Tally up the lines where the string "text" appears; reply with the number only.

☆ ☆ ☆ ☆ ☆

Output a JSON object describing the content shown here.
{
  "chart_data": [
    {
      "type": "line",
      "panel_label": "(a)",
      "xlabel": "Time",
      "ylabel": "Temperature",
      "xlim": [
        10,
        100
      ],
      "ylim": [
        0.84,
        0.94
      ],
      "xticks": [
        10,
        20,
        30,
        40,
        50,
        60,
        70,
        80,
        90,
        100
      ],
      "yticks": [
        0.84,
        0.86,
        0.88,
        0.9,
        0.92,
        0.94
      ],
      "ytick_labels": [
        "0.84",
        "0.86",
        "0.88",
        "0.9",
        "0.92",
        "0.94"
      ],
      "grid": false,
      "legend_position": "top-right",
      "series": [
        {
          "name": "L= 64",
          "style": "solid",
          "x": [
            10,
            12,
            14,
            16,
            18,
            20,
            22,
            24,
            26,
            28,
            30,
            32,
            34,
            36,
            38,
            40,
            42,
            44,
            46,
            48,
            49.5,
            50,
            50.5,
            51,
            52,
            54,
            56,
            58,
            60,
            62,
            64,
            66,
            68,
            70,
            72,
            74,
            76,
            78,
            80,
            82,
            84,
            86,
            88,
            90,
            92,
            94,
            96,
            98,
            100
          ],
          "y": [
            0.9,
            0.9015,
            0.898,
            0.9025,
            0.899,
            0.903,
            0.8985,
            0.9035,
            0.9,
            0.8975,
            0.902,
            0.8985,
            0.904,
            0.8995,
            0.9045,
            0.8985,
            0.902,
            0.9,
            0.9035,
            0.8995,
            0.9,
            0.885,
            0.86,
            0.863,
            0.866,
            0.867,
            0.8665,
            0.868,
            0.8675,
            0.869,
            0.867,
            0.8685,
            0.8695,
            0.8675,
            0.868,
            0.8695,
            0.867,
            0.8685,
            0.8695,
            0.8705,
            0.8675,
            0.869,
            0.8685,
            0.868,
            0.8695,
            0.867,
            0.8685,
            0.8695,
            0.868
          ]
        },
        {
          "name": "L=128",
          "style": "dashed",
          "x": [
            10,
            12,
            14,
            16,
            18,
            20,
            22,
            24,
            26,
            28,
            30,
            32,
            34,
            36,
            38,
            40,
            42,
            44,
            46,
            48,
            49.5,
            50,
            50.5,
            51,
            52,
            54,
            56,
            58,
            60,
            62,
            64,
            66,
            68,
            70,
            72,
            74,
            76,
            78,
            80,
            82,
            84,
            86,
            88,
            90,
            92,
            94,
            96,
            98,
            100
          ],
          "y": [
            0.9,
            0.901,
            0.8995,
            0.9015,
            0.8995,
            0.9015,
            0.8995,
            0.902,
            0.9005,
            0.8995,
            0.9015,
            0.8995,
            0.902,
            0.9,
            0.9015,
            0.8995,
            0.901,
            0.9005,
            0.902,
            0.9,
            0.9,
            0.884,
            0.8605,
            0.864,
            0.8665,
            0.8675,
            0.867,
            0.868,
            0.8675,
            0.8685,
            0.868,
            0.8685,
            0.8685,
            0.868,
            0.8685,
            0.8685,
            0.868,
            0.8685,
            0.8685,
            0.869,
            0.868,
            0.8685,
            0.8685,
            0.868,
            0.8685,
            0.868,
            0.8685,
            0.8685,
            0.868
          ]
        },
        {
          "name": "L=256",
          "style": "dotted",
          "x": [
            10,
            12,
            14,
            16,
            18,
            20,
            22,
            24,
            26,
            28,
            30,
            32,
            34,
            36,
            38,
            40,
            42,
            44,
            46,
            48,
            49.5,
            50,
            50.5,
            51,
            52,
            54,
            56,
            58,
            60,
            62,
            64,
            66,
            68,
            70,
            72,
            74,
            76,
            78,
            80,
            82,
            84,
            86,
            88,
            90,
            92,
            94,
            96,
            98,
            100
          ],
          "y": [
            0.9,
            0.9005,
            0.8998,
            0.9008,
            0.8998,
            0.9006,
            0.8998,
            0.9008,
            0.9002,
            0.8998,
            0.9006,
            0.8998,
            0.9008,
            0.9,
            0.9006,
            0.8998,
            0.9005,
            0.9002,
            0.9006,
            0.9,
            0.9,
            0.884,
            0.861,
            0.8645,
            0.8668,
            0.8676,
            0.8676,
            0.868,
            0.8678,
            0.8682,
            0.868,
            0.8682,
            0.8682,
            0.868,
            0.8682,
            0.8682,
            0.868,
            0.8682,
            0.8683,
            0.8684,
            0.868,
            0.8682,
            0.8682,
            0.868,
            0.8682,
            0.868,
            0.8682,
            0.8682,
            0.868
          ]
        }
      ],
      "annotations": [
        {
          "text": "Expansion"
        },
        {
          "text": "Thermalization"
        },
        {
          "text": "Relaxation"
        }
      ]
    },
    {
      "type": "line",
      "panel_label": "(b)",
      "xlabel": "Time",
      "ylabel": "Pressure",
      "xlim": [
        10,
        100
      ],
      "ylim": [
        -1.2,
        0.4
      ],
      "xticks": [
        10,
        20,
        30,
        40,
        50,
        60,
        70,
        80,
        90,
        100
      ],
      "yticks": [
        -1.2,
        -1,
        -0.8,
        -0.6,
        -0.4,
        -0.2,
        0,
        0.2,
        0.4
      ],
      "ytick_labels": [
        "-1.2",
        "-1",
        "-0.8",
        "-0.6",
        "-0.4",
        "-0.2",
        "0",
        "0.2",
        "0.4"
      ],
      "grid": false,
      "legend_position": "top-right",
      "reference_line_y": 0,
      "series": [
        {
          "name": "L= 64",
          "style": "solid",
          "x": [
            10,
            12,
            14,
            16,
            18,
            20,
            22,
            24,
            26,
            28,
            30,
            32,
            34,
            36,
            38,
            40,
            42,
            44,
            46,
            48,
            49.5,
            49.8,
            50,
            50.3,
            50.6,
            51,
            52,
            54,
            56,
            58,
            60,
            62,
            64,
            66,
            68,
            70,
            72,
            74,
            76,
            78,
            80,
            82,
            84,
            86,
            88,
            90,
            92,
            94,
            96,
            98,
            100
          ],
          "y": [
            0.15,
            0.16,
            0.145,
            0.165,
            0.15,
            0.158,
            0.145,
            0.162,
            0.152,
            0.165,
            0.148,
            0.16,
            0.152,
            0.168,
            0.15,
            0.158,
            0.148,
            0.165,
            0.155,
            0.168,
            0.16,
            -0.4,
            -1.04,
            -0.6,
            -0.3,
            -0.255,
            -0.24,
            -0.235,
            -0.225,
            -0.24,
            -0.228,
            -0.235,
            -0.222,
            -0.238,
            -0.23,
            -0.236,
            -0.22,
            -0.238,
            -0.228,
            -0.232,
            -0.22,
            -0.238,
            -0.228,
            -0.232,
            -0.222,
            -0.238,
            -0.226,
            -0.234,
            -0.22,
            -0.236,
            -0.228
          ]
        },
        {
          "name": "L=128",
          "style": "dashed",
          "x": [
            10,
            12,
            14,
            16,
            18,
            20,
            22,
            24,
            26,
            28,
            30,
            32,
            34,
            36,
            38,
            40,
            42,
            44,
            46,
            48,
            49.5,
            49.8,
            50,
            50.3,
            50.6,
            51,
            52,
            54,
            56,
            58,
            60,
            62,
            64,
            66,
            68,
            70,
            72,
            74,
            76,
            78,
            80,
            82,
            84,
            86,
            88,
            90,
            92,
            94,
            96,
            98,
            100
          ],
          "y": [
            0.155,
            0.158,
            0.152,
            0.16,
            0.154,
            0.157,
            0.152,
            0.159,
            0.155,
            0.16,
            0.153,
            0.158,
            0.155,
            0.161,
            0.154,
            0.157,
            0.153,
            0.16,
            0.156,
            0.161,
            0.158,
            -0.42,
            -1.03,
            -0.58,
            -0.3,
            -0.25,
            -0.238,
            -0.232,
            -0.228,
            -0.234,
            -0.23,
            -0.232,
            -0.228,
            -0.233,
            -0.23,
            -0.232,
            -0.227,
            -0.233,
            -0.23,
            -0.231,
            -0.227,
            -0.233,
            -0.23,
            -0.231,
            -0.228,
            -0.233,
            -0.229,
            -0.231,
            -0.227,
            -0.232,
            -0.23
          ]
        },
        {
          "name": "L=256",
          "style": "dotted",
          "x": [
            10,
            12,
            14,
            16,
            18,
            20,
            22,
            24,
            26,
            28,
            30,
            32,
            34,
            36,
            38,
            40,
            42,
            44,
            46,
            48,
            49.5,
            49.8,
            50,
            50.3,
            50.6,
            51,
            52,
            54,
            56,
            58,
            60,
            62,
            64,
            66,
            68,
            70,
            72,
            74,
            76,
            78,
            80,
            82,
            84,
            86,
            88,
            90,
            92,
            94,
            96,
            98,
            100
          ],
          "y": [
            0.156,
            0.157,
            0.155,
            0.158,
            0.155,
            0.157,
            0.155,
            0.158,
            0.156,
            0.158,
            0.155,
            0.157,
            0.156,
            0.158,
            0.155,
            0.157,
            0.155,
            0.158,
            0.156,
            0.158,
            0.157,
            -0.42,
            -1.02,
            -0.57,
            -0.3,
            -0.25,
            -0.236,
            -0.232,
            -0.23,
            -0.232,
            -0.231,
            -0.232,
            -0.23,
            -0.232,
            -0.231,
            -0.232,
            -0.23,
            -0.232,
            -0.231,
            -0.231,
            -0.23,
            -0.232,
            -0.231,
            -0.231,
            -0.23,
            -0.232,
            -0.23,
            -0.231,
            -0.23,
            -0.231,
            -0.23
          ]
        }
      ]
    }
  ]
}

☆ ☆ ☆ ☆ ☆

Exercise output: 3